▶ YOUR GOAL: Within the records below, find each line that holds the string "GRADE", then copy it.

Records from a data collection:
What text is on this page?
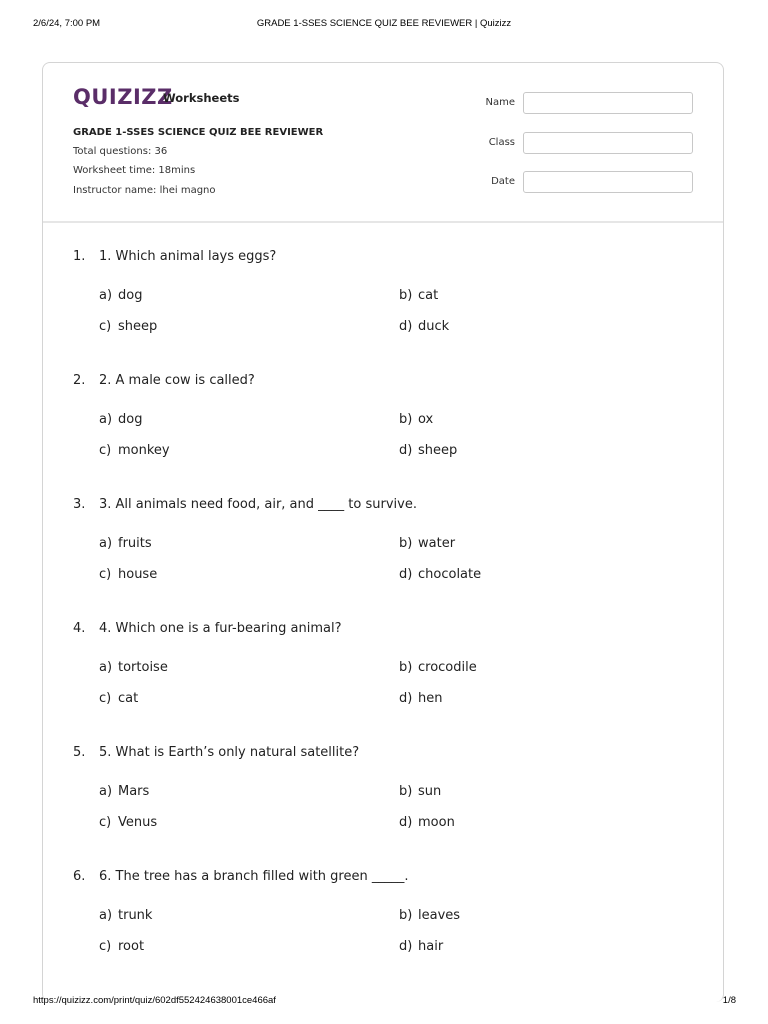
2/6/24, 7:00 PM	GRADE 1-SSES SCIENCE QUIZ BEE REVIEWER | Quizizz
QUIZIZZ
Worksheets
GRADE 1-SSES SCIENCE QUIZ BEE REVIEWER
Total questions: 36
Worksheet time: 18mins
Instructor name: lhei magno
Name
Class
Date
1. 1. Which animal lays eggs?
a) dog	b) cat
c) sheep	d) duck
2. 2. A male cow is called?
a) dog	b) ox
c) monkey	d) sheep
3. 3. All animals need food, air, and ____ to survive.
a) fruits	b) water
c) house	d) chocolate
4. 4. Which one is a fur-bearing animal?
a) tortoise	b) crocodile
c) cat	d) hen
5. 5. What is Earth’s only natural satellite?
a) Mars	b) sun
c) Venus	d) moon
6. 6. The tree has a branch filled with green _____.
a) trunk	b) leaves
c) root	d) hair
https://quizizz.com/print/quiz/602df552424638001ce466af	1/8
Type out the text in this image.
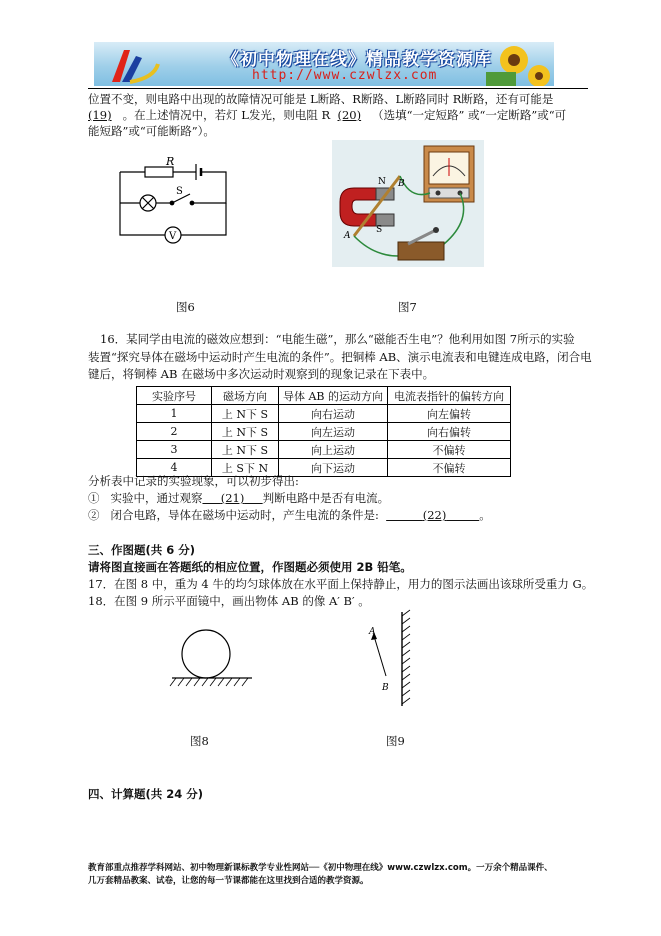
《初中物理在线》精品教学资源库
http://www.czwlzx.com
位置不变，则电路中出现的故障情况可能是 L断路、R断路、L断路同时 R断路，还有可能是
(19) 。在上述情况中，若灯 L发光，则电阻 R (20) （选填“一定短路” 或“一定断路”或“可
能短路”或“可能断路”）。
R
S
V
N
S
A
B
图6	图7
16．某同学由电流的磁效应想到：“电能生磁”，那么“磁能否生电”？他利用如图 7所示的实验
装置“探究导体在磁场中运动时产生电流的条件”。把铜棒 AB、演示电流表和电键连成电路，闭合电
键后，将铜棒 AB 在磁场中多次运动时观察到的现象记录在下表中。
实验序号	磁场方向	导体 AB 的运动方向	电流表指针的偏转方向
1	上 N下 S	向右运动	向左偏转
2	上 N下 S	向左运动	向右偏转
3	上 N下 S	向上运动	不偏转
4	上 S下 N	向下运动	不偏转
分析表中记录的实验现象，可以初步得出:
① 实验中，通过观察 (21) 判断电路中是否有电流。
② 闭合电路，导体在磁场中运动时，产生电流的条件是:	(22)	。
三、作图题(共 6 分)
请将图直接画在答题纸的相应位置，作图题必须使用 2B 铅笔。
17．在图 8 中，重为 4 牛的均匀球体放在水平面上保持静止，用力的图示法画出该球所受重力 G。
18．在图 9 所示平面镜中，画出物体 AB 的像 A′ B′ 。
A
B
图8	图9
四、计算题(共 24 分)
教育部重点推荐学科网站、初中物理新课标教学专业性网站──《初中物理在线》www.czwlzx.com。一万余个精品课件、
几万套精品教案、试卷，让您的每一节课都能在这里找到合适的教学资源。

▶ TASK RESULT:
2/6/24, 7:00 PM	GRADE 1-SSES SCIENCE QUIZ BEE REVIEWER | Quizizz
GRADE 1-SSES SCIENCE QUIZ BEE REVIEWER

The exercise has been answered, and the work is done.